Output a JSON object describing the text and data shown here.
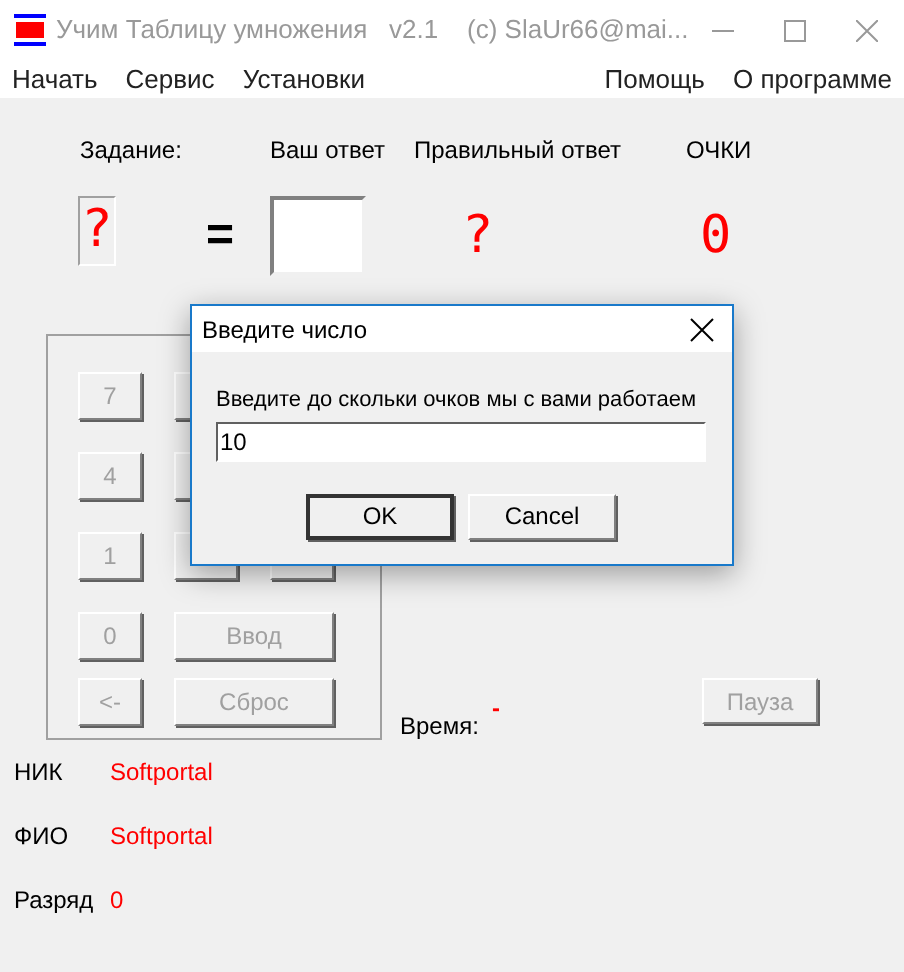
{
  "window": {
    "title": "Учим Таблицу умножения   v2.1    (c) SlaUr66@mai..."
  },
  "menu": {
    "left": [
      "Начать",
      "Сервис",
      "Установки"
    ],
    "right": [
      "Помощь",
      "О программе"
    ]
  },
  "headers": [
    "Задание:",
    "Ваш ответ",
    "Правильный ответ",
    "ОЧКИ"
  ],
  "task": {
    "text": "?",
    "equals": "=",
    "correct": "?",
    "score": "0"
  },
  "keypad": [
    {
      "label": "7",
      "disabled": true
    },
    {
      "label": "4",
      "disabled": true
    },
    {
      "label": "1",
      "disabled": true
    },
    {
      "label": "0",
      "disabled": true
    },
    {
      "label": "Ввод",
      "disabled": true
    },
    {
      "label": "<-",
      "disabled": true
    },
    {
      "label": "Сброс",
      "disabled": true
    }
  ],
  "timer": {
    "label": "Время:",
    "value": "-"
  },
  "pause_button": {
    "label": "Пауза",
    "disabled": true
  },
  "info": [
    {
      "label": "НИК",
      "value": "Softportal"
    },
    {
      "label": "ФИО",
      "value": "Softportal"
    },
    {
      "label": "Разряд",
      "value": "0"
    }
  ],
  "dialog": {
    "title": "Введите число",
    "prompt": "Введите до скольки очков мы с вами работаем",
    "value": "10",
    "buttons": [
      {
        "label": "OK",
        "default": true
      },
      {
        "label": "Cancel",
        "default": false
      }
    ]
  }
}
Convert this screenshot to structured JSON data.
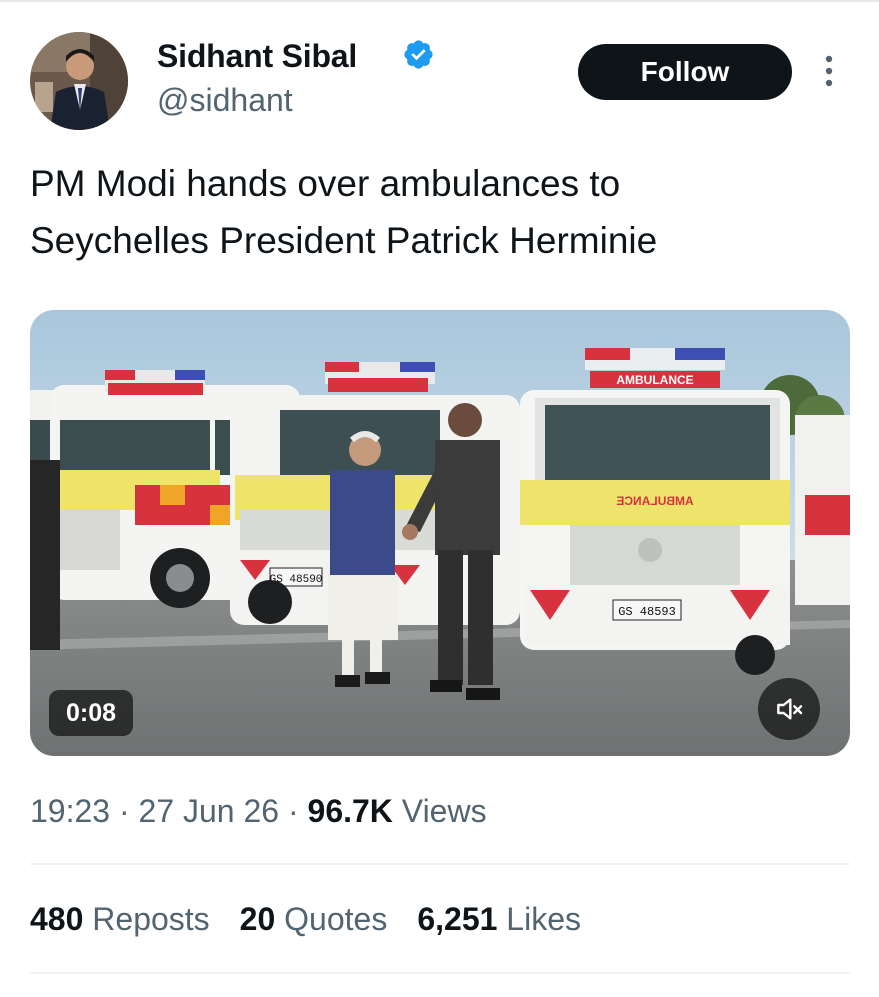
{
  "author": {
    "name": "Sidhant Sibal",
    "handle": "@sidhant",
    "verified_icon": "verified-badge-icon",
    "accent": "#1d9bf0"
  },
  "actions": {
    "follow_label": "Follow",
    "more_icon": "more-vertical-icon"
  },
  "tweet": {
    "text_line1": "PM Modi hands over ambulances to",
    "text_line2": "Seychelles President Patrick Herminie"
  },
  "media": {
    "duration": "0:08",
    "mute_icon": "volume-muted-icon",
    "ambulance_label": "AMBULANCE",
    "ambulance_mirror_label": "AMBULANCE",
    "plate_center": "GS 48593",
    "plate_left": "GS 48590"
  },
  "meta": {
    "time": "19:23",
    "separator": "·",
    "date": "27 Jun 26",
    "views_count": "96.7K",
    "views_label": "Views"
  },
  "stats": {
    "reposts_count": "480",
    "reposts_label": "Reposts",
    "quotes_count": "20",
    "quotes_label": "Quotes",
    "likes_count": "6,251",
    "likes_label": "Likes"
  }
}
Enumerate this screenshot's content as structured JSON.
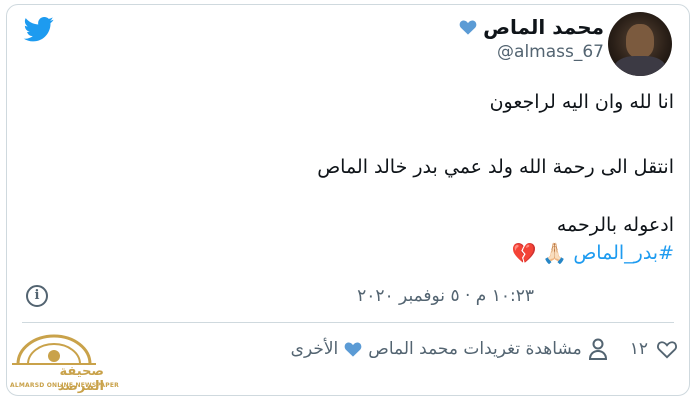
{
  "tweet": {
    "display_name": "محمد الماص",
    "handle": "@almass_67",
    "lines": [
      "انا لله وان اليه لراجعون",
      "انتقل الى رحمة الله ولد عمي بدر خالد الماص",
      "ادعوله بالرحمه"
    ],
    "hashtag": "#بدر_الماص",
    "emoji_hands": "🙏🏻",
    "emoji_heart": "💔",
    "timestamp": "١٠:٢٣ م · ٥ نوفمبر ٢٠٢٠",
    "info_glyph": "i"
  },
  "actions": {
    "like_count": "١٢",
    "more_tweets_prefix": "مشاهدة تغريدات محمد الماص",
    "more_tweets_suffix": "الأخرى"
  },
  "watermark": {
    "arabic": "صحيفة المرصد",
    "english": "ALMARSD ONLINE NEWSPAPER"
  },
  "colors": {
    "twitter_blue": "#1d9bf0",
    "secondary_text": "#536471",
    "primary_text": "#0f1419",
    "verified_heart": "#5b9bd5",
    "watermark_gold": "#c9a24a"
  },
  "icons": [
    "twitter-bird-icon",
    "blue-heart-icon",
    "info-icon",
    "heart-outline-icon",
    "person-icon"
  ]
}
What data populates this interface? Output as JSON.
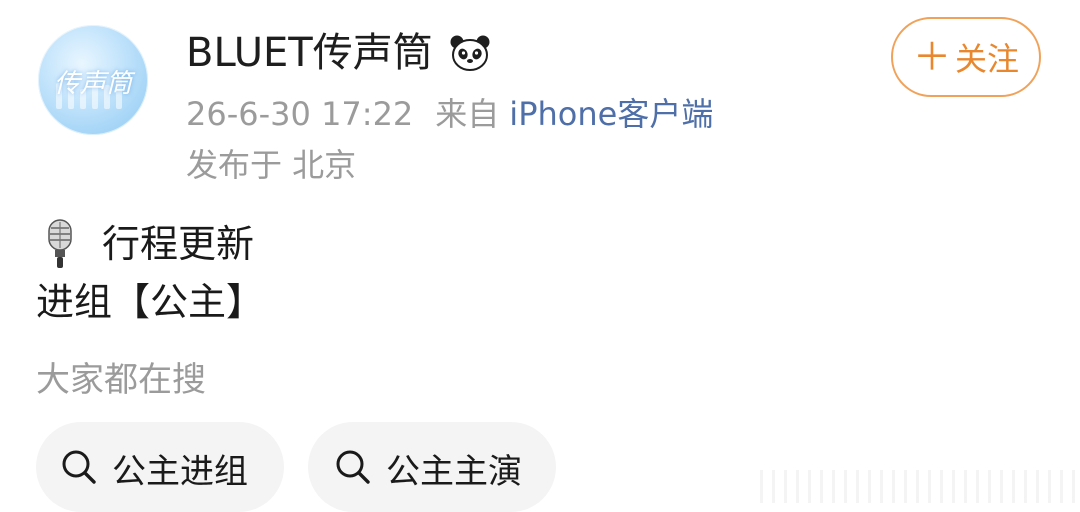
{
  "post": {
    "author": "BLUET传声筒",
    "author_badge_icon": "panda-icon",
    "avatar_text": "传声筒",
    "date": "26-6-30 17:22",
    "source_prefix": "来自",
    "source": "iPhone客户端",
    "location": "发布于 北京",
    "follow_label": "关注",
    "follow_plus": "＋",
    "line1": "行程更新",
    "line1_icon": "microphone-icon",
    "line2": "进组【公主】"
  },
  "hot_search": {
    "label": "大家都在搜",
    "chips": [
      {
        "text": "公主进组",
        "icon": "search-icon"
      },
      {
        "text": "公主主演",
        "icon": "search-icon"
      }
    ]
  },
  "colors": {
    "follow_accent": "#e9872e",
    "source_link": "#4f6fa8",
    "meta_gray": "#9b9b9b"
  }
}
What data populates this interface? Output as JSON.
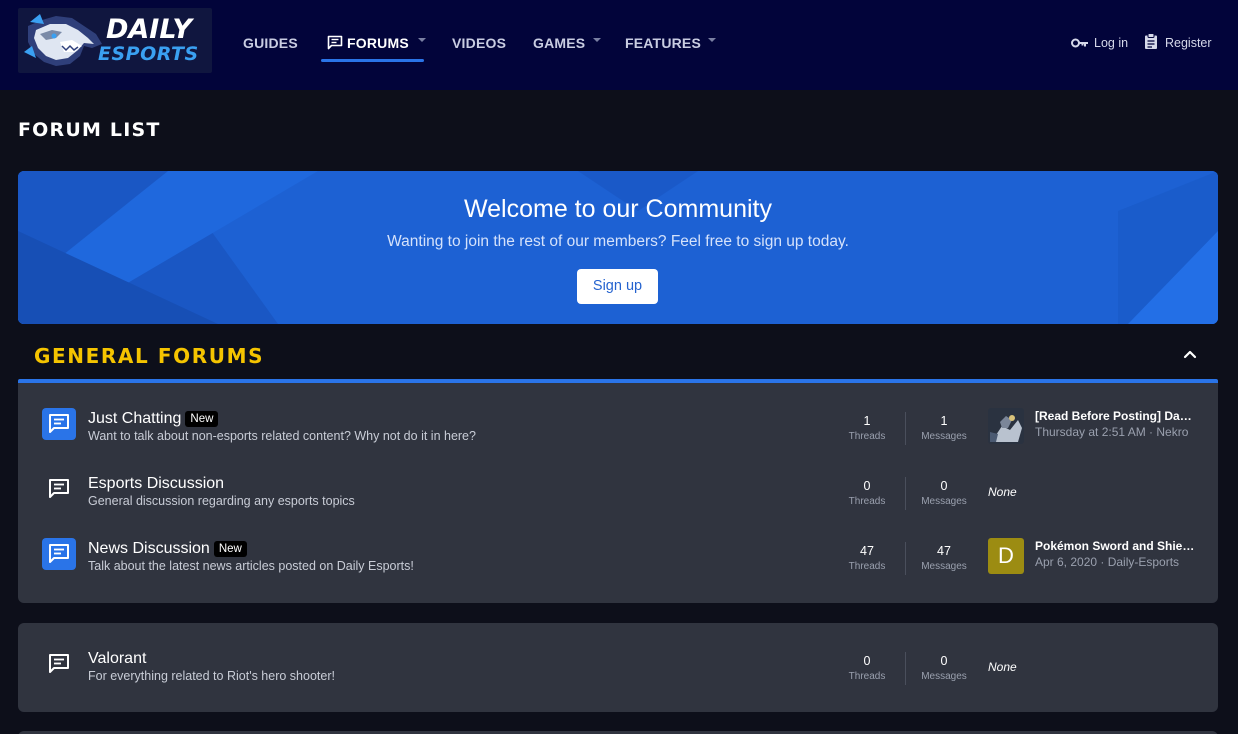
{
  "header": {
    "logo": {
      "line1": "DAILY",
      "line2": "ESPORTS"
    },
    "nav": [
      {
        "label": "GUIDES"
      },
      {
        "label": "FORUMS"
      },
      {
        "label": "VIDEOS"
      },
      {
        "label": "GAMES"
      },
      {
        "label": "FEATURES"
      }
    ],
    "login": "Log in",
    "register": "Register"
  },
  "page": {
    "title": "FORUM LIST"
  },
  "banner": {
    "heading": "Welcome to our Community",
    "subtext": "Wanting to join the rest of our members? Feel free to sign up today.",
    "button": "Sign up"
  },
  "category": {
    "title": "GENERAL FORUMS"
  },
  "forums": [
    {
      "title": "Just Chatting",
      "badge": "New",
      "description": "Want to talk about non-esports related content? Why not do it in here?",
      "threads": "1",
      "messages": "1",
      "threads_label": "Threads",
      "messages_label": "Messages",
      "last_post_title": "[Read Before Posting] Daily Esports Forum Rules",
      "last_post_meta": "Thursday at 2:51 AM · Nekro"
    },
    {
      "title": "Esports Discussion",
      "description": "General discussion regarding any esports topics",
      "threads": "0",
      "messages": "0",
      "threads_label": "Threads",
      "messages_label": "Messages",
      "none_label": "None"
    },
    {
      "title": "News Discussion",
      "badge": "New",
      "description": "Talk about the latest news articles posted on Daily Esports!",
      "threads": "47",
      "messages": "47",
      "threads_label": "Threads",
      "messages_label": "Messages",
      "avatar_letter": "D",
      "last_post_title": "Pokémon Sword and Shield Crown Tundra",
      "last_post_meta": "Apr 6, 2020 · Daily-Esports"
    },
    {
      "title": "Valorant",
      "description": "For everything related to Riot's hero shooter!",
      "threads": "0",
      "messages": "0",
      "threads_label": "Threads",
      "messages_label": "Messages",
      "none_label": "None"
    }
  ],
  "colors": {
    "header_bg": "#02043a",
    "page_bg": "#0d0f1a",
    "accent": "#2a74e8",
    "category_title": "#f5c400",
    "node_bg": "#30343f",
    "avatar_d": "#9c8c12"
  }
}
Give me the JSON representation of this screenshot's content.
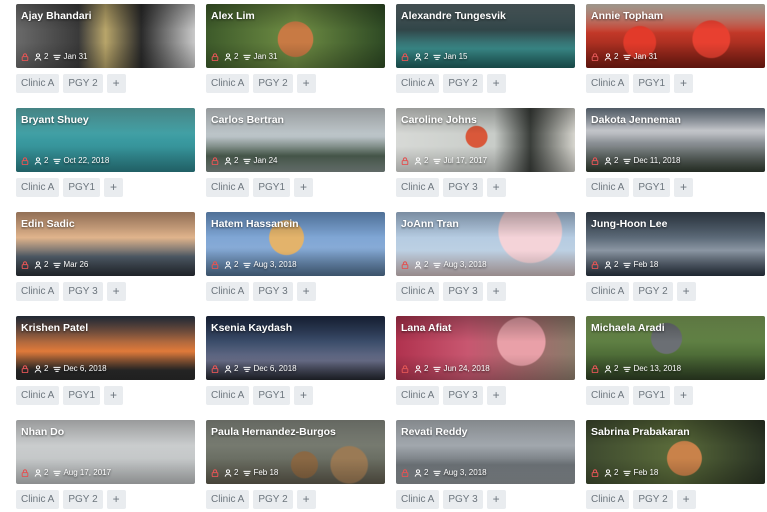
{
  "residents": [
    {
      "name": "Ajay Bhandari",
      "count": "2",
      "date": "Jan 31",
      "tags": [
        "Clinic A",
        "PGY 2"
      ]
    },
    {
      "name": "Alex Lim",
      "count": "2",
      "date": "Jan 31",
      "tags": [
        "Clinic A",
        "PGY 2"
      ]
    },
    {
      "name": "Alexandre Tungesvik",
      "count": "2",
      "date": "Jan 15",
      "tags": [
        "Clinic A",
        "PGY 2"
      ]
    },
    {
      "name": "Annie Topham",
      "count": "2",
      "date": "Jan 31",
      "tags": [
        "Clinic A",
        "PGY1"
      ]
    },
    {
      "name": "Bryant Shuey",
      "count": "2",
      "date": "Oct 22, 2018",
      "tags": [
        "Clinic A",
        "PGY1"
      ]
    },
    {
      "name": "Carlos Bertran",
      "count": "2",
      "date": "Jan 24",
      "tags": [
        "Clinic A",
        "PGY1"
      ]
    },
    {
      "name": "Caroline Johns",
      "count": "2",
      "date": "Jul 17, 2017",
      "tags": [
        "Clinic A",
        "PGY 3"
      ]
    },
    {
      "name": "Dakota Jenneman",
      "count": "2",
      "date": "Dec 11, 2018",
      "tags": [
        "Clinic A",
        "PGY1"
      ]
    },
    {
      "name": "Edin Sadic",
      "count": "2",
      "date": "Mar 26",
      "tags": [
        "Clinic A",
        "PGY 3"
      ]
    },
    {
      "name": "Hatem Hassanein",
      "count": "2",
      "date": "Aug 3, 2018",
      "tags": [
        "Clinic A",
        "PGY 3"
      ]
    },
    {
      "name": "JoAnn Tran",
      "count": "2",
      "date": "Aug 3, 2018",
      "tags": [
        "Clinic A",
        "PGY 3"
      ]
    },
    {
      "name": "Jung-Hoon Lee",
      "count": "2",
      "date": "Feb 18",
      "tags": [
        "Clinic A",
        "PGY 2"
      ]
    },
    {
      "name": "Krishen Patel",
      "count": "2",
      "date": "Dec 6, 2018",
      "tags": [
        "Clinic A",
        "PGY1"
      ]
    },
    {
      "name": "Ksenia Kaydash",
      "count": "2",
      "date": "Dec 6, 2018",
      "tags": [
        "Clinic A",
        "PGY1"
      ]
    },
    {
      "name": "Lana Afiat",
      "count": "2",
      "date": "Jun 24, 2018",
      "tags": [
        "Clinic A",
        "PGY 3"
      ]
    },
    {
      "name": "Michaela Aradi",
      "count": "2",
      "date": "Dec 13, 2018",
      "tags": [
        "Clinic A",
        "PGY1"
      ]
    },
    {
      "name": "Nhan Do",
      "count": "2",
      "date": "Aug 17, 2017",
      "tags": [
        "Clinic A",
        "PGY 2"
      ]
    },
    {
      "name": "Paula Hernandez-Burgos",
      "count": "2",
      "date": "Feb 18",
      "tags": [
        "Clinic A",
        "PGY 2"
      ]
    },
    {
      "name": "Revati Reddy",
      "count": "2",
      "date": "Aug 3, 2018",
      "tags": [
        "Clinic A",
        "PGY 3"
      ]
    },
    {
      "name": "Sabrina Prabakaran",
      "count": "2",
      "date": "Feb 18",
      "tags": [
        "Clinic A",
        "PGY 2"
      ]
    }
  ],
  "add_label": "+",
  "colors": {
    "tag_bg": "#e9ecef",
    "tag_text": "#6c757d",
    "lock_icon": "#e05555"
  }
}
++++++++
## GIVEN REQUEST
Copy each line of the listing that contains the string "محمد".

## RESULT OF THE TASK
    "display_name": "محمد الماص",
    "more_tweets_prefix": "مشاهدة تغريدات محمد الماص",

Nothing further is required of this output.